• WHAT YOU SHOULD DO: Can you transcribe the data exactly? Leave the pictures out.

• DATASET EXTRACT:

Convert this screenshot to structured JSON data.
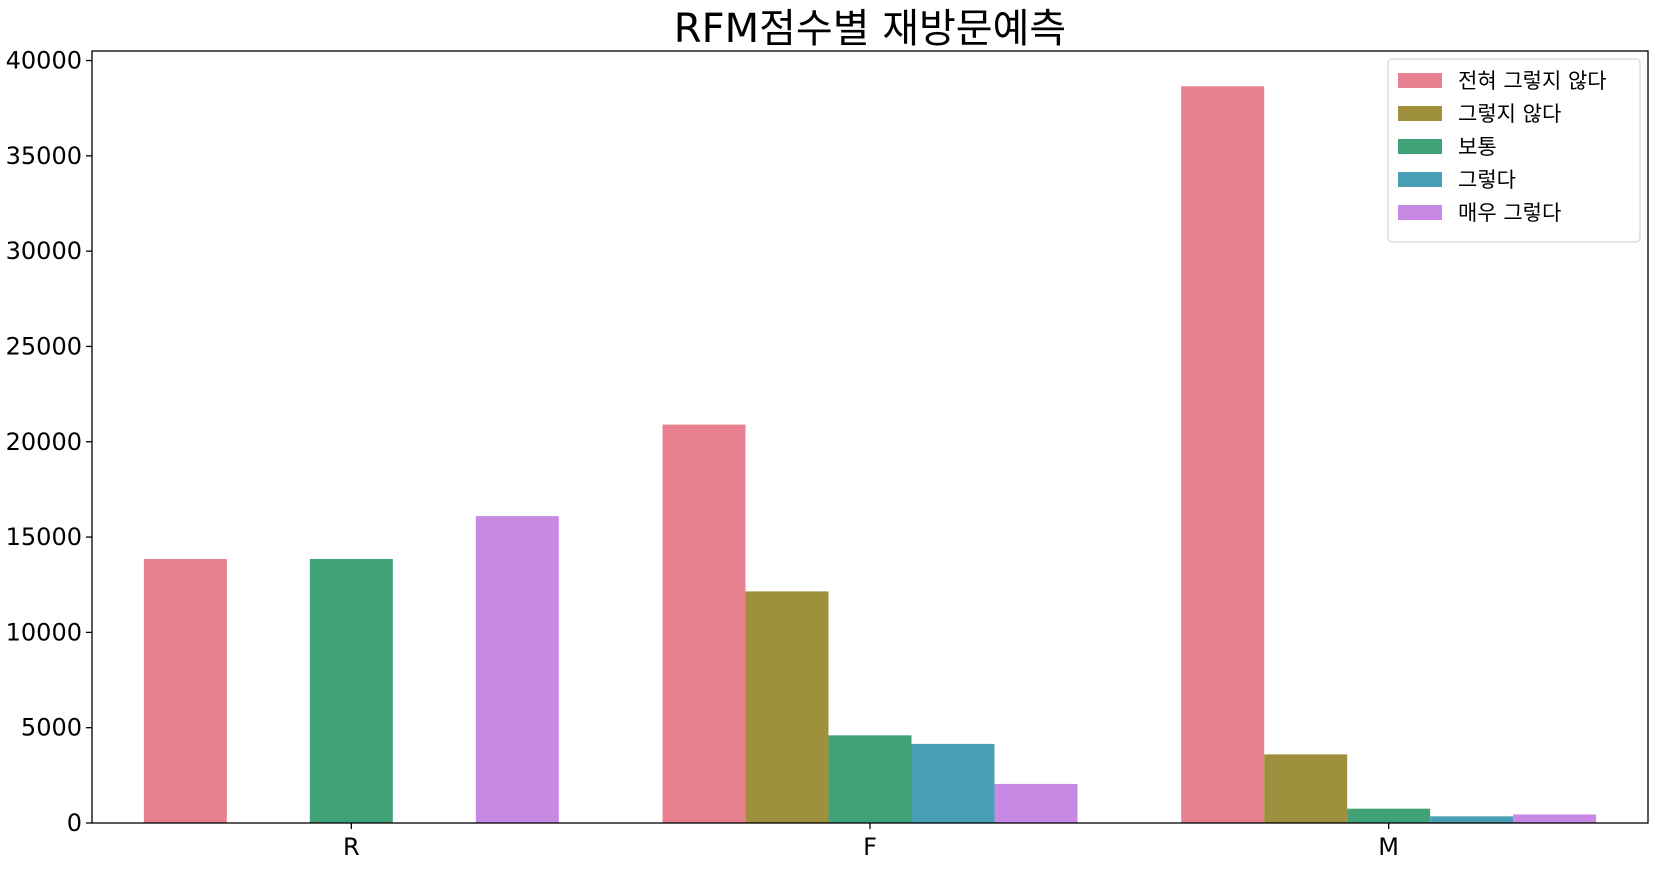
{
  "chart_data": {
    "type": "bar",
    "title": "RFM점수별 재방문예측",
    "xlabel": "",
    "ylabel": "",
    "categories": [
      "R",
      "F",
      "M"
    ],
    "ylim": [
      0,
      40500
    ],
    "yticks": [
      0,
      5000,
      10000,
      15000,
      20000,
      25000,
      30000,
      35000,
      40000
    ],
    "grid": false,
    "legend": "top-right",
    "series": [
      {
        "name": "전혀 그렇지 않다",
        "color": "#e8808f",
        "values": [
          13850,
          20900,
          38650
        ]
      },
      {
        "name": "그렇지 않다",
        "color": "#9f903e",
        "values": [
          0,
          12150,
          3600
        ]
      },
      {
        "name": "보통",
        "color": "#42a277",
        "values": [
          13850,
          4600,
          750
        ]
      },
      {
        "name": "그렇다",
        "color": "#499fb5",
        "values": [
          0,
          4150,
          350
        ]
      },
      {
        "name": "매우 그렇다",
        "color": "#c889e4",
        "values": [
          16100,
          2050,
          450
        ]
      }
    ]
  }
}
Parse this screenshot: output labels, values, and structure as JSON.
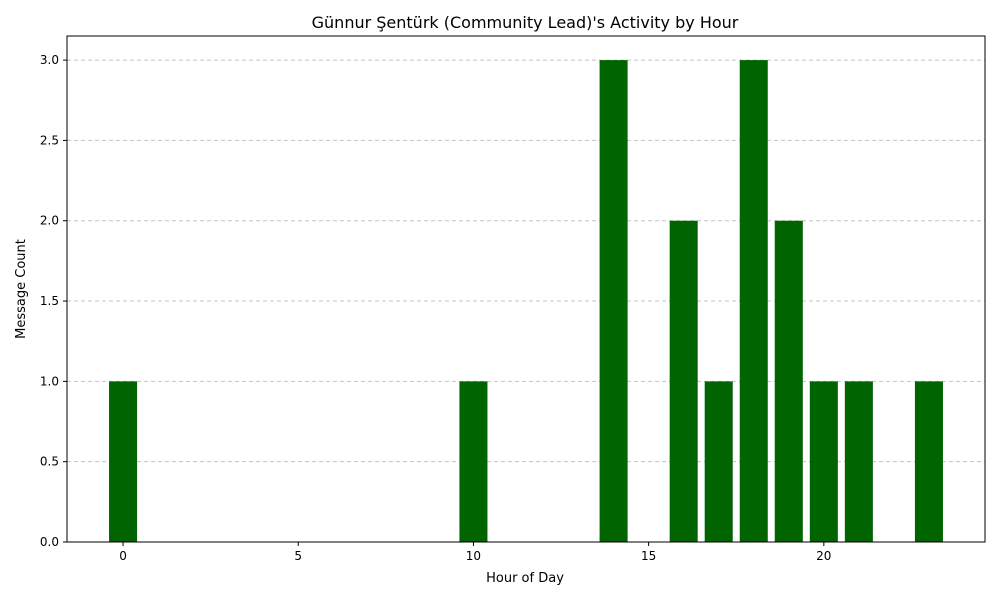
{
  "chart_data": {
    "type": "bar",
    "title": "Günnur Şentürk (Community Lead)'s Activity by Hour",
    "xlabel": "Hour of Day",
    "ylabel": "Message Count",
    "x": [
      0,
      10,
      14,
      16,
      17,
      18,
      19,
      20,
      21,
      23
    ],
    "values": [
      1,
      1,
      3,
      2,
      1,
      3,
      2,
      1,
      1,
      1
    ],
    "bar_color": "#006400",
    "xlim": [
      -1.6,
      24.6
    ],
    "ylim": [
      0,
      3.15
    ],
    "xticks": [
      0,
      5,
      10,
      15,
      20
    ],
    "xtick_labels": [
      "0",
      "5",
      "10",
      "15",
      "20"
    ],
    "yticks": [
      0,
      0.5,
      1,
      1.5,
      2,
      2.5,
      3
    ],
    "ytick_labels": [
      "0.0",
      "0.5",
      "1.0",
      "1.5",
      "2.0",
      "2.5",
      "3.0"
    ],
    "grid": "y-dashed",
    "bar_width": 0.8
  }
}
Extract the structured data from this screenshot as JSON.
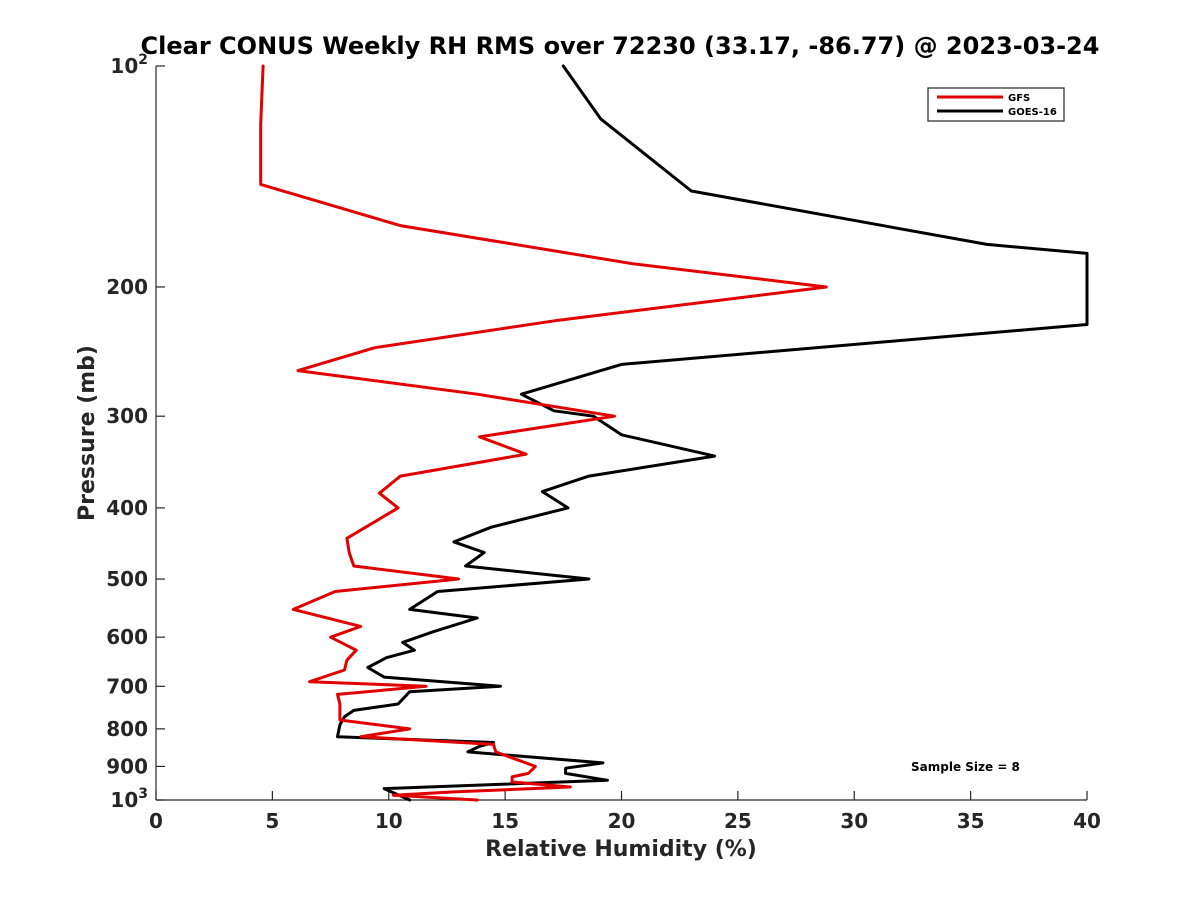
{
  "chart_data": {
    "type": "line",
    "title": "Clear CONUS Weekly RH RMS over 72230 (33.17, -86.77) @ 2023-03-24",
    "xlabel": "Relative Humidity (%)",
    "ylabel": "Pressure (mb)",
    "xlim": [
      0,
      40
    ],
    "ylim": [
      100,
      1000
    ],
    "yscale": "log",
    "yreversed": true,
    "grid": false,
    "xticks": [
      0,
      5,
      10,
      15,
      20,
      25,
      30,
      35,
      40
    ],
    "xtick_labels": [
      "0",
      "5",
      "10",
      "15",
      "20",
      "25",
      "30",
      "35",
      "40"
    ],
    "yticks": [
      {
        "value": 100,
        "base": "10",
        "exp": "2"
      },
      {
        "value": 200,
        "base": "200",
        "exp": ""
      },
      {
        "value": 300,
        "base": "300",
        "exp": ""
      },
      {
        "value": 400,
        "base": "400",
        "exp": ""
      },
      {
        "value": 500,
        "base": "500",
        "exp": ""
      },
      {
        "value": 600,
        "base": "600",
        "exp": ""
      },
      {
        "value": 700,
        "base": "700",
        "exp": ""
      },
      {
        "value": 800,
        "base": "800",
        "exp": ""
      },
      {
        "value": 900,
        "base": "900",
        "exp": ""
      },
      {
        "value": 1000,
        "base": "10",
        "exp": "3"
      }
    ],
    "legend_position": "top-right",
    "annotation": "Sample Size = 8",
    "series": [
      {
        "name": "GFS",
        "color": "#e00000",
        "points": [
          [
            4.6,
            100
          ],
          [
            4.5,
            120
          ],
          [
            4.5,
            145
          ],
          [
            10.5,
            165
          ],
          [
            20.5,
            186
          ],
          [
            28.8,
            200
          ],
          [
            17.3,
            222
          ],
          [
            9.4,
            242
          ],
          [
            6.1,
            260
          ],
          [
            13.8,
            280
          ],
          [
            19.7,
            300
          ],
          [
            13.9,
            320
          ],
          [
            15.9,
            338
          ],
          [
            10.5,
            362
          ],
          [
            9.6,
            382
          ],
          [
            10.4,
            400
          ],
          [
            8.2,
            440
          ],
          [
            8.3,
            460
          ],
          [
            8.5,
            480
          ],
          [
            13.0,
            500
          ],
          [
            7.7,
            520
          ],
          [
            5.9,
            550
          ],
          [
            8.8,
            580
          ],
          [
            7.5,
            600
          ],
          [
            8.6,
            625
          ],
          [
            8.2,
            645
          ],
          [
            8.1,
            665
          ],
          [
            6.6,
            690
          ],
          [
            11.6,
            700
          ],
          [
            7.8,
            718
          ],
          [
            7.9,
            740
          ],
          [
            7.9,
            760
          ],
          [
            7.9,
            778
          ],
          [
            10.9,
            800
          ],
          [
            8.8,
            820
          ],
          [
            14.5,
            840
          ],
          [
            14.6,
            860
          ],
          [
            16.3,
            900
          ],
          [
            16.0,
            920
          ],
          [
            15.3,
            930
          ],
          [
            15.3,
            945
          ],
          [
            17.8,
            960
          ],
          [
            12.8,
            975
          ],
          [
            10.2,
            985
          ],
          [
            13.8,
            1000
          ]
        ]
      },
      {
        "name": "GOES-16",
        "color": "#000000",
        "points": [
          [
            17.5,
            100
          ],
          [
            19.1,
            118
          ],
          [
            23.0,
            148
          ],
          [
            35.7,
            175
          ],
          [
            40.0,
            180
          ],
          [
            40.0,
            225
          ],
          [
            20.0,
            255
          ],
          [
            15.7,
            280
          ],
          [
            17.1,
            295
          ],
          [
            18.8,
            300
          ],
          [
            20.0,
            318
          ],
          [
            24.0,
            340
          ],
          [
            18.6,
            362
          ],
          [
            16.6,
            380
          ],
          [
            17.7,
            400
          ],
          [
            14.4,
            425
          ],
          [
            12.8,
            445
          ],
          [
            14.1,
            460
          ],
          [
            13.3,
            480
          ],
          [
            18.6,
            500
          ],
          [
            12.1,
            520
          ],
          [
            10.9,
            550
          ],
          [
            13.8,
            565
          ],
          [
            11.9,
            590
          ],
          [
            10.6,
            610
          ],
          [
            11.1,
            625
          ],
          [
            9.9,
            640
          ],
          [
            9.1,
            660
          ],
          [
            9.8,
            680
          ],
          [
            14.8,
            700
          ],
          [
            10.9,
            712
          ],
          [
            10.4,
            740
          ],
          [
            8.5,
            755
          ],
          [
            8.1,
            770
          ],
          [
            7.9,
            790
          ],
          [
            7.8,
            820
          ],
          [
            14.5,
            835
          ],
          [
            13.9,
            845
          ],
          [
            13.4,
            860
          ],
          [
            19.2,
            890
          ],
          [
            17.6,
            905
          ],
          [
            17.6,
            920
          ],
          [
            19.4,
            940
          ],
          [
            9.8,
            965
          ],
          [
            10.9,
            1000
          ]
        ]
      }
    ]
  }
}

• EXERCISE ANSWER:
Convert this screenshot to structured JSON data.
{
  "chart_data": {
    "type": "bar",
    "title": "RFM점수별 재방문예측",
    "xlabel": "",
    "ylabel": "",
    "categories": [
      "R",
      "F",
      "M"
    ],
    "ylim": [
      0,
      40500
    ],
    "yticks": [
      0,
      5000,
      10000,
      15000,
      20000,
      25000,
      30000,
      35000,
      40000
    ],
    "grid": false,
    "legend": "top-right",
    "series": [
      {
        "name": "전혀 그렇지 않다",
        "color": "#e8808f",
        "values": [
          13850,
          20900,
          38650
        ]
      },
      {
        "name": "그렇지 않다",
        "color": "#9f903e",
        "values": [
          0,
          12150,
          3600
        ]
      },
      {
        "name": "보통",
        "color": "#42a277",
        "values": [
          13850,
          4600,
          750
        ]
      },
      {
        "name": "그렇다",
        "color": "#499fb5",
        "values": [
          0,
          4150,
          350
        ]
      },
      {
        "name": "매우 그렇다",
        "color": "#c889e4",
        "values": [
          16100,
          2050,
          450
        ]
      }
    ]
  }
}
Parse this screenshot: output labels, values, and structure as JSON.
{
  "chart_data": {
    "type": "bar",
    "title": "Günnur Şentürk (Community Lead)'s Activity by Hour",
    "xlabel": "Hour of Day",
    "ylabel": "Message Count",
    "x": [
      0,
      10,
      14,
      16,
      17,
      18,
      19,
      20,
      21,
      23
    ],
    "values": [
      1,
      1,
      3,
      2,
      1,
      3,
      2,
      1,
      1,
      1
    ],
    "bar_color": "#006400",
    "xlim": [
      -1.6,
      24.6
    ],
    "ylim": [
      0,
      3.15
    ],
    "xticks": [
      0,
      5,
      10,
      15,
      20
    ],
    "xtick_labels": [
      "0",
      "5",
      "10",
      "15",
      "20"
    ],
    "yticks": [
      0,
      0.5,
      1,
      1.5,
      2,
      2.5,
      3
    ],
    "ytick_labels": [
      "0.0",
      "0.5",
      "1.0",
      "1.5",
      "2.0",
      "2.5",
      "3.0"
    ],
    "grid": "y-dashed",
    "bar_width": 0.8
  }
}
Extract the structured data from this screenshot as JSON.
{
  "chart_data": {
    "type": "line",
    "title": "Clear CONUS Weekly RH RMS over 72230 (33.17, -86.77) @ 2023-03-24",
    "xlabel": "Relative Humidity (%)",
    "ylabel": "Pressure (mb)",
    "xlim": [
      0,
      40
    ],
    "ylim": [
      100,
      1000
    ],
    "yscale": "log",
    "yreversed": true,
    "grid": false,
    "xticks": [
      0,
      5,
      10,
      15,
      20,
      25,
      30,
      35,
      40
    ],
    "xtick_labels": [
      "0",
      "5",
      "10",
      "15",
      "20",
      "25",
      "30",
      "35",
      "40"
    ],
    "yticks": [
      {
        "value": 100,
        "base": "10",
        "exp": "2"
      },
      {
        "value": 200,
        "base": "200",
        "exp": ""
      },
      {
        "value": 300,
        "base": "300",
        "exp": ""
      },
      {
        "value": 400,
        "base": "400",
        "exp": ""
      },
      {
        "value": 500,
        "base": "500",
        "exp": ""
      },
      {
        "value": 600,
        "base": "600",
        "exp": ""
      },
      {
        "value": 700,
        "base": "700",
        "exp": ""
      },
      {
        "value": 800,
        "base": "800",
        "exp": ""
      },
      {
        "value": 900,
        "base": "900",
        "exp": ""
      },
      {
        "value": 1000,
        "base": "10",
        "exp": "3"
      }
    ],
    "legend_position": "top-right",
    "annotation": "Sample Size = 8",
    "series": [
      {
        "name": "GFS",
        "color": "#e00000",
        "points": [
          [
            4.6,
            100
          ],
          [
            4.5,
            120
          ],
          [
            4.5,
            145
          ],
          [
            10.5,
            165
          ],
          [
            20.5,
            186
          ],
          [
            28.8,
            200
          ],
          [
            17.3,
            222
          ],
          [
            9.4,
            242
          ],
          [
            6.1,
            260
          ],
          [
            13.8,
            280
          ],
          [
            19.7,
            300
          ],
          [
            13.9,
            320
          ],
          [
            15.9,
            338
          ],
          [
            10.5,
            362
          ],
          [
            9.6,
            382
          ],
          [
            10.4,
            400
          ],
          [
            8.2,
            440
          ],
          [
            8.3,
            460
          ],
          [
            8.5,
            480
          ],
          [
            13.0,
            500
          ],
          [
            7.7,
            520
          ],
          [
            5.9,
            550
          ],
          [
            8.8,
            580
          ],
          [
            7.5,
            600
          ],
          [
            8.6,
            625
          ],
          [
            8.2,
            645
          ],
          [
            8.1,
            665
          ],
          [
            6.6,
            690
          ],
          [
            11.6,
            700
          ],
          [
            7.8,
            718
          ],
          [
            7.9,
            740
          ],
          [
            7.9,
            760
          ],
          [
            7.9,
            778
          ],
          [
            10.9,
            800
          ],
          [
            8.8,
            820
          ],
          [
            14.5,
            840
          ],
          [
            14.6,
            860
          ],
          [
            16.3,
            900
          ],
          [
            16.0,
            920
          ],
          [
            15.3,
            930
          ],
          [
            15.3,
            945
          ],
          [
            17.8,
            960
          ],
          [
            12.8,
            975
          ],
          [
            10.2,
            985
          ],
          [
            13.8,
            1000
          ]
        ]
      },
      {
        "name": "GOES-16",
        "color": "#000000",
        "points": [
          [
            17.5,
            100
          ],
          [
            19.1,
            118
          ],
          [
            23.0,
            148
          ],
          [
            35.7,
            175
          ],
          [
            40.0,
            180
          ],
          [
            40.0,
            225
          ],
          [
            20.0,
            255
          ],
          [
            15.7,
            280
          ],
          [
            17.1,
            295
          ],
          [
            18.8,
            300
          ],
          [
            20.0,
            318
          ],
          [
            24.0,
            340
          ],
          [
            18.6,
            362
          ],
          [
            16.6,
            380
          ],
          [
            17.7,
            400
          ],
          [
            14.4,
            425
          ],
          [
            12.8,
            445
          ],
          [
            14.1,
            460
          ],
          [
            13.3,
            480
          ],
          [
            18.6,
            500
          ],
          [
            12.1,
            520
          ],
          [
            10.9,
            550
          ],
          [
            13.8,
            565
          ],
          [
            11.9,
            590
          ],
          [
            10.6,
            610
          ],
          [
            11.1,
            625
          ],
          [
            9.9,
            640
          ],
          [
            9.1,
            660
          ],
          [
            9.8,
            680
          ],
          [
            14.8,
            700
          ],
          [
            10.9,
            712
          ],
          [
            10.4,
            740
          ],
          [
            8.5,
            755
          ],
          [
            8.1,
            770
          ],
          [
            7.9,
            790
          ],
          [
            7.8,
            820
          ],
          [
            14.5,
            835
          ],
          [
            13.9,
            845
          ],
          [
            13.4,
            860
          ],
          [
            19.2,
            890
          ],
          [
            17.6,
            905
          ],
          [
            17.6,
            920
          ],
          [
            19.4,
            940
          ],
          [
            9.8,
            965
          ],
          [
            10.9,
            1000
          ]
        ]
      }
    ]
  }
}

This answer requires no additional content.